(Collection entries)

◇ ◇ ◇ ◇ ◇ ◇ ◇

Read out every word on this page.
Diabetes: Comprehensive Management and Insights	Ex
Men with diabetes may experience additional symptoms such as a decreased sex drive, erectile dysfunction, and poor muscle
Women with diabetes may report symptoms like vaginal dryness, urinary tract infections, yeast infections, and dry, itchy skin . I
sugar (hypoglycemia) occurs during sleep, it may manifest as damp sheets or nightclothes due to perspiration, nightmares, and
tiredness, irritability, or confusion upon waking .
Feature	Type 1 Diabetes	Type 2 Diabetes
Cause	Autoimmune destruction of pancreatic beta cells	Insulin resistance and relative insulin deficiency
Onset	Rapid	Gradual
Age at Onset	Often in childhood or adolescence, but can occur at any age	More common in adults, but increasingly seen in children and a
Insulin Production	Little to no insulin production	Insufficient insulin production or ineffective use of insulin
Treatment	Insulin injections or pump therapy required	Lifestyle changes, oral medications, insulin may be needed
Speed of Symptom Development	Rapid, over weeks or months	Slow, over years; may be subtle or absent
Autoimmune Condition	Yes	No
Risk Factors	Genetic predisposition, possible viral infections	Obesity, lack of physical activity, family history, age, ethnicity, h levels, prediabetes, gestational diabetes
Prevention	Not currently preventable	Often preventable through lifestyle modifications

◇ ◇ ◇ ◇ ◇ ◇ ◇

Exercise prompt: Produce a verbatim copy of each record above.

Solution for this task:
Read out every word on this page.
Diabetes: Comprehensive Management and Insights	Ex
Men with diabetes may experience additional symptoms such as a decreased sex drive, erectile dysfunction, and poor muscle
Women with diabetes may report symptoms like vaginal dryness, urinary tract infections, yeast infections, and dry, itchy skin . I
sugar (hypoglycemia) occurs during sleep, it may manifest as damp sheets or nightclothes due to perspiration, nightmares, and
tiredness, irritability, or confusion upon waking .
Feature	Type 1 Diabetes	Type 2 Diabetes
Cause	Autoimmune destruction of pancreatic beta cells	Insulin resistance and relative insulin deficiency
Onset	Rapid	Gradual
Age at Onset	Often in childhood or adolescence, but can occur at any age	More common in adults, but increasingly seen in children and a
Insulin Production	Little to no insulin production	Insufficient insulin production or ineffective use of insulin
Treatment	Insulin injections or pump therapy required	Lifestyle changes, oral medications, insulin may be needed
Speed of Symptom Development	Rapid, over weeks or months	Slow, over years; may be subtle or absent
Autoimmune Condition	Yes	No
Risk Factors	Genetic predisposition, possible viral infections	Obesity, lack of physical activity, family history, age, ethnicity, h levels, prediabetes, gestational diabetes
Prevention	Not currently preventable	Often preventable through lifestyle modifications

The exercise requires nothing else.